• REQUIRED TASKS:
[A] Repeat the podcast transcript on outperforming competition, beginning with "David: Well, if" and stopping after "to come after.", and swap "competition" for "competitors".
[B] In the podcast transcript on outperforming competition, who is named as cohost?
[C] Extend the podcast transcript on outperforming competition, not the data, by writing what comes after its final sentence.

• TEXT EXTRACT:
+--

If outperforming your competition is an issue for you, you want to look at who is the primary competition and what are their advantages? In what areas are they outperforming me?
Are they outperforming me in terms of just price? If that’s what it is. And a lot of times that’s what people are up against in the online market. The online sellers are able to sell for less. And at that point you have to say, “okay, is that something I even want to try to compete with?” Or am I more interested in finding the types of clients who understand and appreciate the value that I bring to the table.
David: Hi, and welcome to the podcast. Today, cohost Jay McFarland, and I will be discussing the importance of outperforming your competition. Welcome back, Jay.
Jay: So good to be here again, David and this topic is very interesting to me. You know, I’ve been in small business. I know a lot of business owners and I got to tell you, oftentimes you’re so caught up in, just generating sales that what the competition is doing, how much they’re doing. Are you competing with the competition? A lot of times, those thoughts don’t come up because there’s just no time for that. And so I’m wondering what the consequences are if I’m not even thinking about my competition.
David: Well, if you’re doing great and you’re making the money you need to make, maybe you don’t have to think about your competition at all. Maybe you’re the one that everybody is trying to come after.
And when we think about that, it’s not just about the fact that, okay, well, maybe somebody else is outperforming me. But a lot of people, if they’ve been in a market for a particularly long time and they’ve been selling to people who have other options, they’ll find out who their competitors are.
Because they’ll say, “oh, I’m already doing business with somebody.” And you ask who it is and they give you a name or they give you a company name. And you’re like, okay, I’ve heard that name once now. And then you talk to somebody else and now I’ve heard another name and now I’ve heard another name. So you have three different names.
Then you go to somebody else. And now you hear two for this one. Then you hear three for this one. And then four for this one. You say, “okay, this person has a lot of traction in this market.” So you start to recognize them as competition.

+--

• DATA LISTING:
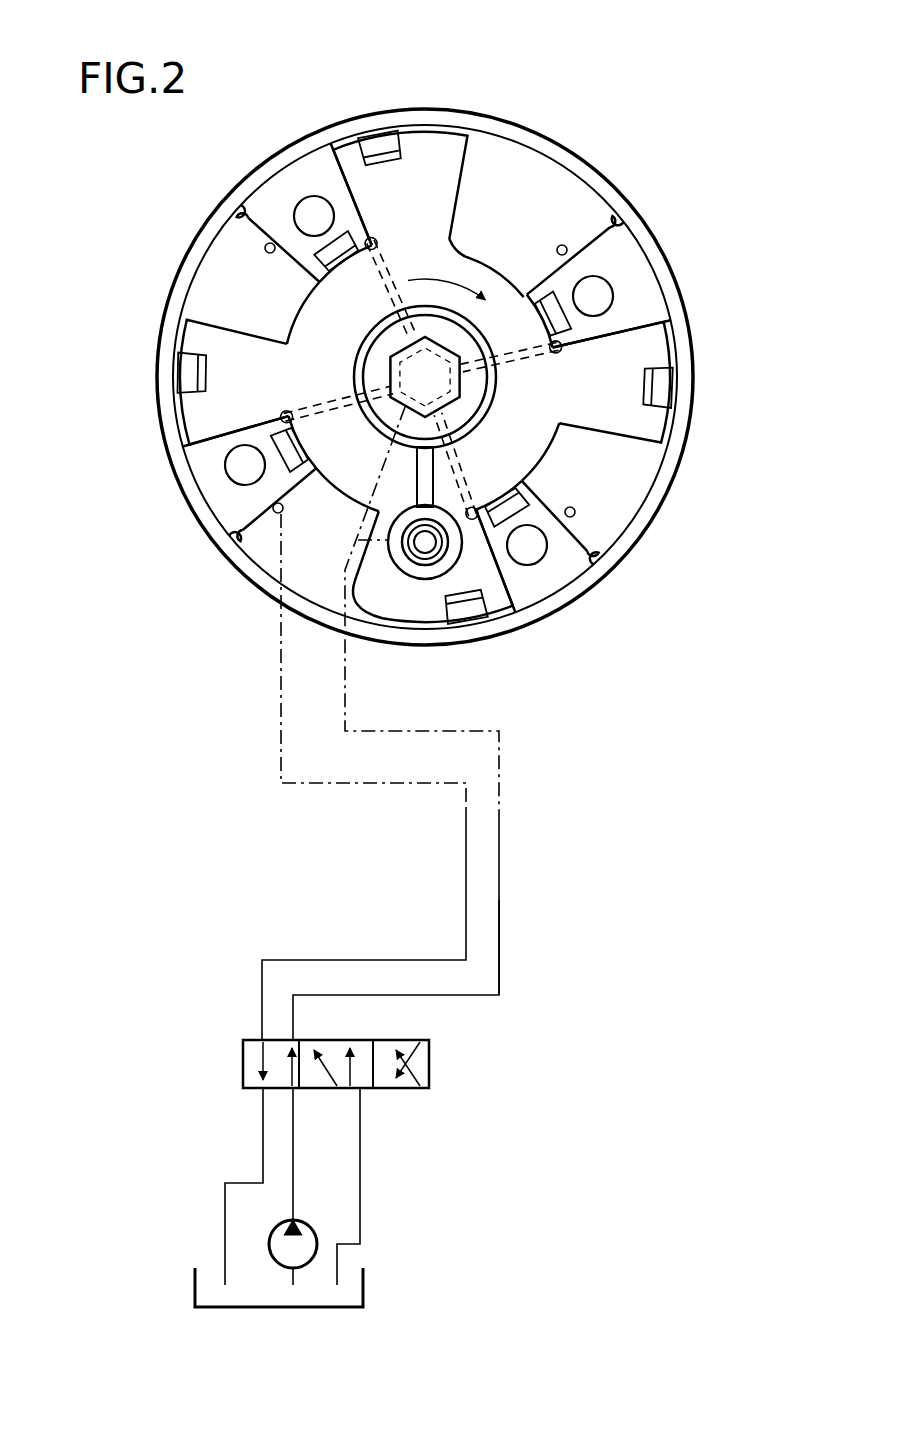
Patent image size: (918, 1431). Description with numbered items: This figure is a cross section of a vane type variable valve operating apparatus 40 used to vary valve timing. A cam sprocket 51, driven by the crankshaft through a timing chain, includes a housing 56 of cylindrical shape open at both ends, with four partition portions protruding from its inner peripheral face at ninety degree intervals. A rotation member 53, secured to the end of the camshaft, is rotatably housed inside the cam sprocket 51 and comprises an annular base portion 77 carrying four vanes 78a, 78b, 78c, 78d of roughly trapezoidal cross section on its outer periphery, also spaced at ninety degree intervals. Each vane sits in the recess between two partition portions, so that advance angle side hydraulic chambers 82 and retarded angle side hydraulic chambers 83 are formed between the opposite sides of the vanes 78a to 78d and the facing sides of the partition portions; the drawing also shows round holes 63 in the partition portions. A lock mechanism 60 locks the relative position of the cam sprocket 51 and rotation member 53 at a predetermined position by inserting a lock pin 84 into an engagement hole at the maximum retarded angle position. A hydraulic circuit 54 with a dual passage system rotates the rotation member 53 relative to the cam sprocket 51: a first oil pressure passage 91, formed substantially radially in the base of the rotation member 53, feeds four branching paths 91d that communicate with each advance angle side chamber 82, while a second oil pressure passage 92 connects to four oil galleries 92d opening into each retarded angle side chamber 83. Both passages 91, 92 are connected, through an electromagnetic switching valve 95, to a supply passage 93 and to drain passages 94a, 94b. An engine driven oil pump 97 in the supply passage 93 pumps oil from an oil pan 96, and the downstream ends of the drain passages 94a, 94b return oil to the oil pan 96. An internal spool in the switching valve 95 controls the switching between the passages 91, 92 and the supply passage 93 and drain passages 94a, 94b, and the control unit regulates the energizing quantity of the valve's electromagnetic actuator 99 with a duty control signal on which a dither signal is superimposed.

The variable valve operating apparatus 40 is at (672, 88).
The cam sprocket 51 is at (532, 127).
The rotation member 53 is at (556, 444).
The hydraulic circuit 54 is at (504, 940).
The housing 56 is at (566, 132).
The lock mechanism 60 is at (466, 553).
The bolt holes 63 is at (283, 228).
The annular base portion 77 is at (275, 512).
The first vane 78a is at (170, 392).
The second vane 78b is at (432, 160).
The third vane 78c is at (652, 423).
The fourth vane 78d is at (380, 593).
The advance angle side hydraulic chamber 82 is at (333, 150).
The retarded angle side hydraulic chamber 83 is at (264, 302).
The lock pin 84 is at (425, 548).
The first oil pressure passage 91 is at (500, 858).
The branching paths 91d is at (345, 320).
The second oil pressure passage 92 is at (466, 860).
The oil galleries 92d is at (265, 245).
The supply passage 93 is at (294, 1100).
The drain passage 94a is at (263, 1116).
The drain passage 94b is at (360, 1172).
The electromagnetic switching valve 95 is at (338, 1038).
The oil pan 96 is at (195, 1295).
The oil pump 97 is at (300, 1222).
The electromagnetic actuator 99 is at (412, 1040).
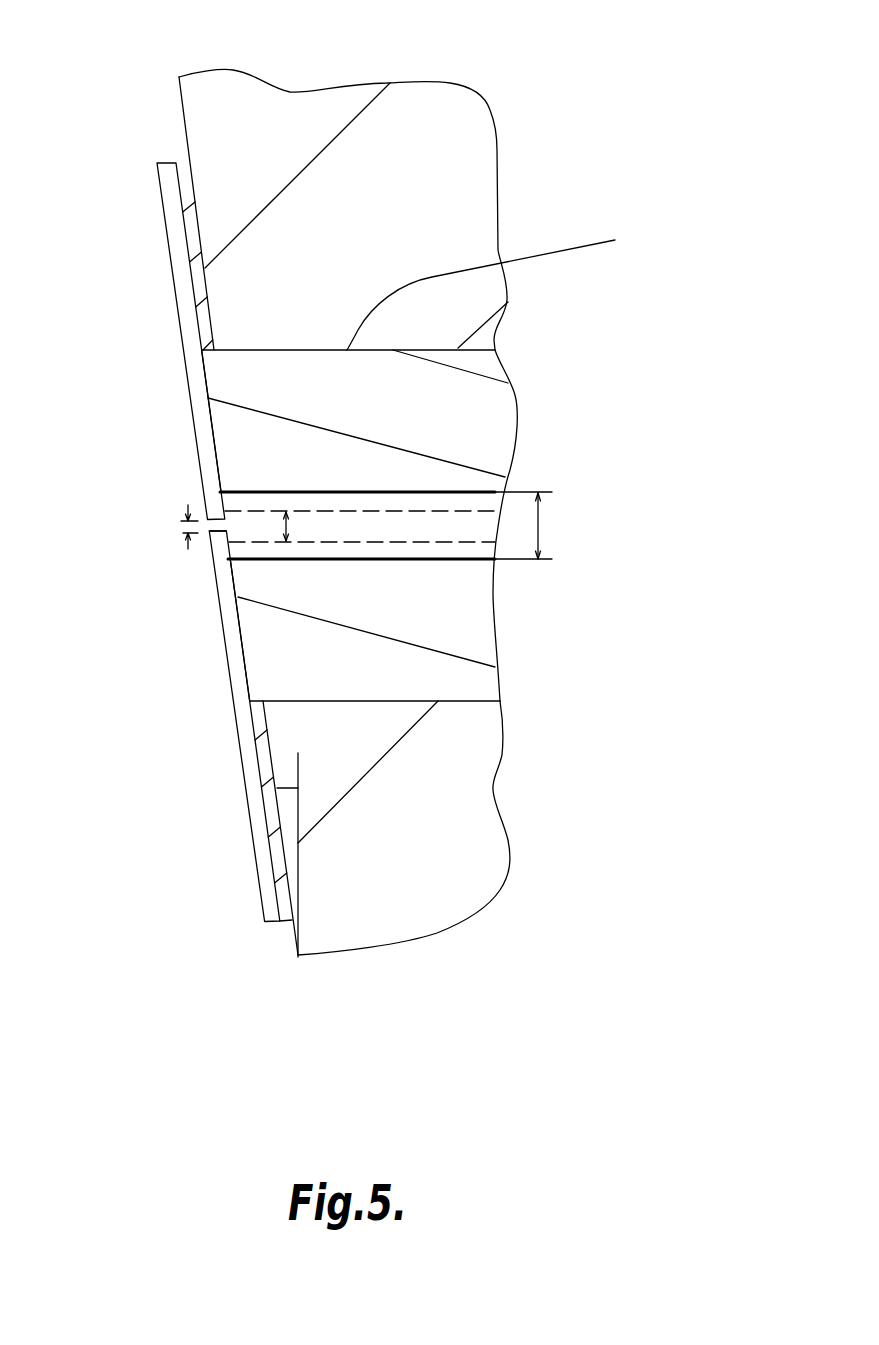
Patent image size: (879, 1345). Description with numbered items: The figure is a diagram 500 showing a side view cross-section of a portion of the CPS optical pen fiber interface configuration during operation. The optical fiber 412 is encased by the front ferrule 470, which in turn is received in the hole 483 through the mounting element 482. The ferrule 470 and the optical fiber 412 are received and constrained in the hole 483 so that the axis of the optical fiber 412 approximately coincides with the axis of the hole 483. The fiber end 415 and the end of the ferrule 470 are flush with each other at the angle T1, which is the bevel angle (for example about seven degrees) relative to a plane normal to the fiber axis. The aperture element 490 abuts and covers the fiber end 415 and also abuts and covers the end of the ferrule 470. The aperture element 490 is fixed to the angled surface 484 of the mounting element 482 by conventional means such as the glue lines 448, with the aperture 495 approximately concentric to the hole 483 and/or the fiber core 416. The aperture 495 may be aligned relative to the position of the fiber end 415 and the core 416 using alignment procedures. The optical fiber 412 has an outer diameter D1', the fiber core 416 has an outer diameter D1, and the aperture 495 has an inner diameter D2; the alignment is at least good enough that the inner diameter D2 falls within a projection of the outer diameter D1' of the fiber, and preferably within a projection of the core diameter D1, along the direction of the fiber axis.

+--

• RESULTS FOR EACH TASK:
[A]
David: Well, if you’re doing great and you’re making the money you need to make, maybe you don’t have to think about your competitors at all. Maybe you’re the one that everybody is trying to come after.

[B] Jay McFarland

[C]
Also, as things have evolved online, there are now online competitors that compete with local businesses left and right. And so there are a lot of people who think in terms of the online competition. How can I compete with that?
So, when we talk about the importance of outperforming your competition, it’s not because, “well, I’ve got to win at all costs,” and all that sort of thing. But if you are in business for yourself and you are counting on your sales and your salary to be able to put food on your table. And if your competition is sometimes interfering with that, then the necessity of outperforming your competition becomes very clear. You don’t want to run into a situation where somebody says, “yes, I’m already dealing with this person.” You want that person to go in there and they say, “no, I’m already dealing with you,” right?
David: You want to be the person who already has that sort of foothold, that sort of traction in a market.
So outperforming the competition starts with saying, “okay, who’s doing a pretty good job in this market?” And is there somebody that I think is actually doing a better job in this market? Or is there somebody who is doing a job that the marketplace thinks is better? Right?
Because you may know that you are already better than this competitor they mentioned. And nothing can be more frustrating sometimes for people, when you go into a situation, they say, “oh, I’m doing business with that person.”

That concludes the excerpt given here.